▸ Data supplied:
# # # #

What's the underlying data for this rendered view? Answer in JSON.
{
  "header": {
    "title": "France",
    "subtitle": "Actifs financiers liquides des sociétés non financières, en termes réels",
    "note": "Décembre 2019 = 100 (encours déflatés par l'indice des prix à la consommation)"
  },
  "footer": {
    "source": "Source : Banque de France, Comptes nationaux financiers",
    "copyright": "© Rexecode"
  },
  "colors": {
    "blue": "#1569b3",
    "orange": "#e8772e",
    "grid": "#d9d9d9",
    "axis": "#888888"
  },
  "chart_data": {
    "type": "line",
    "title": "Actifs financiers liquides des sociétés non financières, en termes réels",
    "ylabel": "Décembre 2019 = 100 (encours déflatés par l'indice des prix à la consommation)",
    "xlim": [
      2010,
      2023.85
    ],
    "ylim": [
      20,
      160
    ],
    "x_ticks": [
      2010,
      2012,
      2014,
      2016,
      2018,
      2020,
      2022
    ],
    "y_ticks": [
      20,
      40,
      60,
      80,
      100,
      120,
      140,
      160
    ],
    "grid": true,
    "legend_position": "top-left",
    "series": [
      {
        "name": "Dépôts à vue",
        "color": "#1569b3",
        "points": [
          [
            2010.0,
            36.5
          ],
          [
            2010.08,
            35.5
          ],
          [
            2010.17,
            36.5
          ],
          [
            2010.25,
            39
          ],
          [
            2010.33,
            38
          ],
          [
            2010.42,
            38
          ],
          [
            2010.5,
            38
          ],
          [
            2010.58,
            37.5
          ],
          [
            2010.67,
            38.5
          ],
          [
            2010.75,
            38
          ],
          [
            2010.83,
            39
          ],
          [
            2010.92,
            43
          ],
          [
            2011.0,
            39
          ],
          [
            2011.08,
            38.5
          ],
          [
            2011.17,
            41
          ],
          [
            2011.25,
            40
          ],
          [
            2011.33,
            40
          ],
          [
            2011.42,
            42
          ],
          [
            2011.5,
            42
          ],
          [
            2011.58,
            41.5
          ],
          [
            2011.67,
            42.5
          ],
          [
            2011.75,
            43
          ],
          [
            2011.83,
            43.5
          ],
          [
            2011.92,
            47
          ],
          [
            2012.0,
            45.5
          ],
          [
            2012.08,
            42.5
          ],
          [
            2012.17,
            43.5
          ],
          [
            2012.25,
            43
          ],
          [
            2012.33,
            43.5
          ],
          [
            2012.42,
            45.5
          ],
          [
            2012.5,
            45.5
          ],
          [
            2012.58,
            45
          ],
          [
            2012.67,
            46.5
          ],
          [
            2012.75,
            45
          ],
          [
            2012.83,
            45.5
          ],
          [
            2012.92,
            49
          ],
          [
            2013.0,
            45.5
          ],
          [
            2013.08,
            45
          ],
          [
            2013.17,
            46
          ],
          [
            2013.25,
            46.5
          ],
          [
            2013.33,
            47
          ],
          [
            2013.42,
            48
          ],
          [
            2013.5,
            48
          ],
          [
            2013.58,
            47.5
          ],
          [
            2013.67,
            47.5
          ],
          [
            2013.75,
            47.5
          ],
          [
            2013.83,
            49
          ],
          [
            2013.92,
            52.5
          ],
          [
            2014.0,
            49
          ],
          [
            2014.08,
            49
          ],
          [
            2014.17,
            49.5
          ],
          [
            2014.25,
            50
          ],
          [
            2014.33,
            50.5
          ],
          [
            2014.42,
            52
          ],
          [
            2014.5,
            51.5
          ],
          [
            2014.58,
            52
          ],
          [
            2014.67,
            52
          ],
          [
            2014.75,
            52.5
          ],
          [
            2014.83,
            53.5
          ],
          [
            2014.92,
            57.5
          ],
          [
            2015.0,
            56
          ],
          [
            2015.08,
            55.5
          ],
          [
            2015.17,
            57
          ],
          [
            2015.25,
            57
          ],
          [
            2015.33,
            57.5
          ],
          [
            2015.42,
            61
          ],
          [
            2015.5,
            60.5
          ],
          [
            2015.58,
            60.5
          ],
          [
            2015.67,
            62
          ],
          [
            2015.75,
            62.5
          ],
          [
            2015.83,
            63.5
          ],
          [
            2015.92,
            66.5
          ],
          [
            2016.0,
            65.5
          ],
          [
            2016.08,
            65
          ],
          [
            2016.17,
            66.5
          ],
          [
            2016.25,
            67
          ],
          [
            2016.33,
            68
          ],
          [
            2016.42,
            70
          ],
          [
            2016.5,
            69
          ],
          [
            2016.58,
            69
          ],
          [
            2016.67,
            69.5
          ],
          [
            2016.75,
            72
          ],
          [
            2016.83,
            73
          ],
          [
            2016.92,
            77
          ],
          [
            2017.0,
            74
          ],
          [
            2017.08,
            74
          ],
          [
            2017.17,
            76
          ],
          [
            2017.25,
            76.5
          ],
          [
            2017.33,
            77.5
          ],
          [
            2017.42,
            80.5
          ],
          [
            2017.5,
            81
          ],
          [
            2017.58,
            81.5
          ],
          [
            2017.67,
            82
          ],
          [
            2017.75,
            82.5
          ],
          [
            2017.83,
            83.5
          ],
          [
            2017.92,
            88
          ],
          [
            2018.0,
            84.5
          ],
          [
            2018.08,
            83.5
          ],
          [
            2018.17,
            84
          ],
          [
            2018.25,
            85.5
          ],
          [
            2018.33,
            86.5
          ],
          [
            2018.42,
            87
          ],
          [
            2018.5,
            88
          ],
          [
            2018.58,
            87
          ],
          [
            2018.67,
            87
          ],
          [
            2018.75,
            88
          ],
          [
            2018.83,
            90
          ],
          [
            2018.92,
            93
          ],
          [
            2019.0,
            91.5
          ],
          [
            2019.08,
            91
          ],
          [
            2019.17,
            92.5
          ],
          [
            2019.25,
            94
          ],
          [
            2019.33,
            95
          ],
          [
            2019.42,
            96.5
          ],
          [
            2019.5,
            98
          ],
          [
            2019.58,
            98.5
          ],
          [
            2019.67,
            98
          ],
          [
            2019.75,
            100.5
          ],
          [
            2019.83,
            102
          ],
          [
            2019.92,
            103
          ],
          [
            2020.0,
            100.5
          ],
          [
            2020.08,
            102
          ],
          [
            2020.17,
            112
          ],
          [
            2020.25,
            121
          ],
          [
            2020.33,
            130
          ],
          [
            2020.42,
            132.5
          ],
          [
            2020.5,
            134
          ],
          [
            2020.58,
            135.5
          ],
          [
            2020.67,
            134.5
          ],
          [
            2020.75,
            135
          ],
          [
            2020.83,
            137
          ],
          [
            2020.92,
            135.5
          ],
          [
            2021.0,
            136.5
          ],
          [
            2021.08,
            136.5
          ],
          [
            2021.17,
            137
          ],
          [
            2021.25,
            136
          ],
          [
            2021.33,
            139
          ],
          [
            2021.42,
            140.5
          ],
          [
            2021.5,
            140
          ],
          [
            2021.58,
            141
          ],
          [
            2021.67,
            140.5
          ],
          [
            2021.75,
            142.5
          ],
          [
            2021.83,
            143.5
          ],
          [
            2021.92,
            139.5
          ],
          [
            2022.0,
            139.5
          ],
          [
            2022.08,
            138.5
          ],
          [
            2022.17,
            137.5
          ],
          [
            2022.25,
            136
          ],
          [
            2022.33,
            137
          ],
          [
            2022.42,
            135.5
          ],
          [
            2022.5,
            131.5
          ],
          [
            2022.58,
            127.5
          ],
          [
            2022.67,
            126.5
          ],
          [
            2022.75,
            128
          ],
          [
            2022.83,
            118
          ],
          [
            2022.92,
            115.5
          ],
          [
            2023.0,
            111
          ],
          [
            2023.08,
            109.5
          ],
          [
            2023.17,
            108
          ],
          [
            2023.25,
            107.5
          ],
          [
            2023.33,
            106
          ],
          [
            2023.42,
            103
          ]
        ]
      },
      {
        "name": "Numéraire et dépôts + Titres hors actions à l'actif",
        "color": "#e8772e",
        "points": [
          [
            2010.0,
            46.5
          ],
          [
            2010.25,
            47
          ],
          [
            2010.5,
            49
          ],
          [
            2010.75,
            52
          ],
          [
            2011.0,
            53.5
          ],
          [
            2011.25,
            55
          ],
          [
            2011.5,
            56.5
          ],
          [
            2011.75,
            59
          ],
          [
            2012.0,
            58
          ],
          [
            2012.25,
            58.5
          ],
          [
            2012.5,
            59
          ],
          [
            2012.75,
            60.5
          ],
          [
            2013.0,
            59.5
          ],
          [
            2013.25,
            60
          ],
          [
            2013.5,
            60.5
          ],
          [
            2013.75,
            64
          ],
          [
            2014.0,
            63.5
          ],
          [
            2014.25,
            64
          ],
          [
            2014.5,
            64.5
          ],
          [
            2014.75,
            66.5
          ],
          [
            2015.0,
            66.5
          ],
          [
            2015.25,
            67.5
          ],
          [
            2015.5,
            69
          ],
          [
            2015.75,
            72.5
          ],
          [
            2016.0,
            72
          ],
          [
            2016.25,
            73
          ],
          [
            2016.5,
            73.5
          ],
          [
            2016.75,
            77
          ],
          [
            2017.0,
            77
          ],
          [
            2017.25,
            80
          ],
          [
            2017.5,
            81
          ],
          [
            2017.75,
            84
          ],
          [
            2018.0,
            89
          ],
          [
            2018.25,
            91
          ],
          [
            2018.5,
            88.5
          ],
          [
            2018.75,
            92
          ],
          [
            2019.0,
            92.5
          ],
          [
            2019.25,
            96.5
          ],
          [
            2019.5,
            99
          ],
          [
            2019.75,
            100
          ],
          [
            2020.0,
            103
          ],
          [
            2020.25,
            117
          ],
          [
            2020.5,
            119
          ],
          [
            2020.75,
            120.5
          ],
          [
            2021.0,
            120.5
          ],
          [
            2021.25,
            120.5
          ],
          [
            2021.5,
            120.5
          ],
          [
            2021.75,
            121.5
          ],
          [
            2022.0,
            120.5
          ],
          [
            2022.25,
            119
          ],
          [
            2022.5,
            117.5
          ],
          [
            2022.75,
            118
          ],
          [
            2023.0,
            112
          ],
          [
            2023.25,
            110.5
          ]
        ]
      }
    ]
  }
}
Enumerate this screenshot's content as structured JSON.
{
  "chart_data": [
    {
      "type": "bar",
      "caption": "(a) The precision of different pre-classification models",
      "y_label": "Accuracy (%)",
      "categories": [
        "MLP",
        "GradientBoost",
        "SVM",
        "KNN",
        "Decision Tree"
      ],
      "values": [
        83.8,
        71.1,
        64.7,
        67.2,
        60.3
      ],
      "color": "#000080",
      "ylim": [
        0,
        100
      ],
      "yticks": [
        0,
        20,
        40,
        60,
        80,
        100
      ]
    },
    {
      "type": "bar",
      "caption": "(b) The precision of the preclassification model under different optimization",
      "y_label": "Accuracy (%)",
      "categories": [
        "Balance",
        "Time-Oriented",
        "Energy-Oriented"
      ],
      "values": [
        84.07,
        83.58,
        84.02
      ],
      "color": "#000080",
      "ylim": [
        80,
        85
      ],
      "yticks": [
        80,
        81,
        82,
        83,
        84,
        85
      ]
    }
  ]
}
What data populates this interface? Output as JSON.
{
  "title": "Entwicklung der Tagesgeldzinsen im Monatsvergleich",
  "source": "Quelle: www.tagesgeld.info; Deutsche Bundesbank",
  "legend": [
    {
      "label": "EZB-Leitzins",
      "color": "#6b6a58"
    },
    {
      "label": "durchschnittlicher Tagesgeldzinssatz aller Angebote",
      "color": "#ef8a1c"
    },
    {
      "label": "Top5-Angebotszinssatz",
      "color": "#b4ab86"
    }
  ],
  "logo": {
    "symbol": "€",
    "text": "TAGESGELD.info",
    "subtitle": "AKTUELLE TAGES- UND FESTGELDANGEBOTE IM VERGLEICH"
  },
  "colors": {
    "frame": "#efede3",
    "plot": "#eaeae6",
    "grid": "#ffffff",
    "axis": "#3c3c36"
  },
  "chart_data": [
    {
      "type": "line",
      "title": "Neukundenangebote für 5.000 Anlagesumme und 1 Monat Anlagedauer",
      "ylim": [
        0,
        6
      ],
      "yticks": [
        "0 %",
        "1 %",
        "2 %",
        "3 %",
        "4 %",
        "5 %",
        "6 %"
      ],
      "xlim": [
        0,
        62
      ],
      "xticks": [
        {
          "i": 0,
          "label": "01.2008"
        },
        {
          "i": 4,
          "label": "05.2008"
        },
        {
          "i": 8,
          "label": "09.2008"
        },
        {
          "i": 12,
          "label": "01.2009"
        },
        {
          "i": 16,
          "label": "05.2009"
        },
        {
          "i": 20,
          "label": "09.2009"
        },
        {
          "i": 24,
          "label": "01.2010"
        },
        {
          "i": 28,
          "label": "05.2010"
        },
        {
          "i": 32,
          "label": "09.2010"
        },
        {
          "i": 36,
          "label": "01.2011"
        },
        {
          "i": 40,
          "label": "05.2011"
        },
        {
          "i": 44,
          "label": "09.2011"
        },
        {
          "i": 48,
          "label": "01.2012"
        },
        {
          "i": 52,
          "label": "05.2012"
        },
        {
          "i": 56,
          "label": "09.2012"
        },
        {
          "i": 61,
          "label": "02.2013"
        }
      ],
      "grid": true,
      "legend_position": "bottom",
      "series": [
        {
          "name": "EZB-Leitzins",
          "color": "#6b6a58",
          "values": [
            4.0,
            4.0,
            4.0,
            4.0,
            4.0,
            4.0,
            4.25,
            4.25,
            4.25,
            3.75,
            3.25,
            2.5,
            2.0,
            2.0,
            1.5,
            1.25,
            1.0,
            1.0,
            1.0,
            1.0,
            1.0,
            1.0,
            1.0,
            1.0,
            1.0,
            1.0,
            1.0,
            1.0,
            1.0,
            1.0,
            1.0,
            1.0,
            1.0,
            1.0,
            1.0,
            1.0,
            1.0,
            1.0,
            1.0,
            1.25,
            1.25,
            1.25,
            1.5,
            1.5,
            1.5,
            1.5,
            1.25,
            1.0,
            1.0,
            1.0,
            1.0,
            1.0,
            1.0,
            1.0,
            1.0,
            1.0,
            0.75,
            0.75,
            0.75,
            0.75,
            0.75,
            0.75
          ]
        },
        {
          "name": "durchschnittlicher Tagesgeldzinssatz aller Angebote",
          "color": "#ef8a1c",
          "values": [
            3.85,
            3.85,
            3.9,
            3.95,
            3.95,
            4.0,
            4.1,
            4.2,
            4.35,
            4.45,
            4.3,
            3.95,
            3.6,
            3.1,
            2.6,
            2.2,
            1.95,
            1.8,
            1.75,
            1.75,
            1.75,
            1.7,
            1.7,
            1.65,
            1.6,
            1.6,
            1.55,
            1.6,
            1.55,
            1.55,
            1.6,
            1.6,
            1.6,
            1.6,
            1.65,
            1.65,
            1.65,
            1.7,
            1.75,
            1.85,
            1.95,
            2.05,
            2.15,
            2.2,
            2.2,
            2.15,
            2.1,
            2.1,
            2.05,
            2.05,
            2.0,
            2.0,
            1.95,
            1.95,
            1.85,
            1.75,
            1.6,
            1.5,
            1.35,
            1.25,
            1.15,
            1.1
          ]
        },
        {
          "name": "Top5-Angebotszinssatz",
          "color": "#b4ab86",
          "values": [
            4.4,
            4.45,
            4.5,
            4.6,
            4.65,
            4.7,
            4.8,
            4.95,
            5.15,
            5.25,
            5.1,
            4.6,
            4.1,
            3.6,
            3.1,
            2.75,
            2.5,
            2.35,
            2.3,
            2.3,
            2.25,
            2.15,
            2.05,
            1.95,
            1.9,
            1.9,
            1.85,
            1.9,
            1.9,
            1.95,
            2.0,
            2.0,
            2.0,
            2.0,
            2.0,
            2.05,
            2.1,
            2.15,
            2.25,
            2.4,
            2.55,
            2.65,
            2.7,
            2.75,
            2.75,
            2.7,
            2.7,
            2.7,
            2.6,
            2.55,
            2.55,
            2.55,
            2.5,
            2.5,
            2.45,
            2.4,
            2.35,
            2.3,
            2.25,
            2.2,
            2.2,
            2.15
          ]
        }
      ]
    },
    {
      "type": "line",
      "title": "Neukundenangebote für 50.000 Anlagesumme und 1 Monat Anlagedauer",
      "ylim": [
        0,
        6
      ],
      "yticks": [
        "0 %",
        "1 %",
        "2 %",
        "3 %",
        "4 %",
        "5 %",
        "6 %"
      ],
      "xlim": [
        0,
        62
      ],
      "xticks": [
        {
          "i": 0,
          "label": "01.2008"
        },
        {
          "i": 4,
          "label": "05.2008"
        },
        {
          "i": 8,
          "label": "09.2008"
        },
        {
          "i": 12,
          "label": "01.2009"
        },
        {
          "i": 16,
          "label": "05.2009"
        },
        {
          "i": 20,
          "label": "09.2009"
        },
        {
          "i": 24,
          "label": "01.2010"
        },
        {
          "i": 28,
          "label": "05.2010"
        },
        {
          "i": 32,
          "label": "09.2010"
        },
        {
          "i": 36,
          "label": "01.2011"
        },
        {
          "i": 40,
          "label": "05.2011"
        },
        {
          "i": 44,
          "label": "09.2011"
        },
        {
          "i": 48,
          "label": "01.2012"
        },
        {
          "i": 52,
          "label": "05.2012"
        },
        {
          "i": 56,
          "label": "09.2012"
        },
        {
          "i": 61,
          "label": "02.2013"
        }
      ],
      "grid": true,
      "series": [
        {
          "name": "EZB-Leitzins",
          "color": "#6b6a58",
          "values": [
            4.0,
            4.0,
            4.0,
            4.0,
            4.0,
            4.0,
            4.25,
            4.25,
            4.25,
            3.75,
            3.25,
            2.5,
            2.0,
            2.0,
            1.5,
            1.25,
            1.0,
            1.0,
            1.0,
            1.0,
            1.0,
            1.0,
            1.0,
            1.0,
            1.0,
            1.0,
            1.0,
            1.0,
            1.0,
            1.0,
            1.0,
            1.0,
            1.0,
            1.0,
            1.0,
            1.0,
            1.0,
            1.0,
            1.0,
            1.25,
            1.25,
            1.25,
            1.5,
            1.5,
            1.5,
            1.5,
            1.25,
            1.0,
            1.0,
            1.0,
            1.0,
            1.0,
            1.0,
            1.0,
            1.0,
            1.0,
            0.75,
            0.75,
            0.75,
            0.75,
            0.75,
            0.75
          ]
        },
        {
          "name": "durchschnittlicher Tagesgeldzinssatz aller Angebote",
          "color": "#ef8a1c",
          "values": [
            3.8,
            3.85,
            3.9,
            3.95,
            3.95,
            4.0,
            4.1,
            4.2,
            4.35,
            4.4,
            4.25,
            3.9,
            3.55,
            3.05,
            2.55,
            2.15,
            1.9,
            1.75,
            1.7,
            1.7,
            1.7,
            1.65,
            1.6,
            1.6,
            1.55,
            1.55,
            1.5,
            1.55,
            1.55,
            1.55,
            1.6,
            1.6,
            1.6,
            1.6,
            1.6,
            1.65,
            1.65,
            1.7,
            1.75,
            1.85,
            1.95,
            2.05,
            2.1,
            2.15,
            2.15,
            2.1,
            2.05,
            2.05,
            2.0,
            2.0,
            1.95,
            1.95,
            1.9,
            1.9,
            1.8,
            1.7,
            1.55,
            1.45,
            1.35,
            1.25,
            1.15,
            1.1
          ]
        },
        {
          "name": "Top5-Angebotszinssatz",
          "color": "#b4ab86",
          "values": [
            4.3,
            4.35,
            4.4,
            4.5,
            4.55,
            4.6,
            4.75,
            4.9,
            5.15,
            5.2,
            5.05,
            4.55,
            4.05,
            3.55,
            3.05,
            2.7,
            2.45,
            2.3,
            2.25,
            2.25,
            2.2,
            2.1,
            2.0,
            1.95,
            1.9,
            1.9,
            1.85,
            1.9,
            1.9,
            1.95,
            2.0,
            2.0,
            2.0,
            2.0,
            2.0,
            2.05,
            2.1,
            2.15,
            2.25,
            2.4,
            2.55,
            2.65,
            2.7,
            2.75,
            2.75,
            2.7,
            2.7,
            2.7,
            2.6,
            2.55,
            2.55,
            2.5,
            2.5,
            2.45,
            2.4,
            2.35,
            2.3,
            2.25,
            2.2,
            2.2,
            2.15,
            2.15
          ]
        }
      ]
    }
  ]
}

# # # #

▸ Exercise instructions: Using the records above, find and show each line with the string "financières".

▸ Exercise output:
    "subtitle": "Actifs financiers liquides des sociétés non financières, en termes réels",
    "title": "Actifs financiers liquides des sociétés non financières, en termes réels",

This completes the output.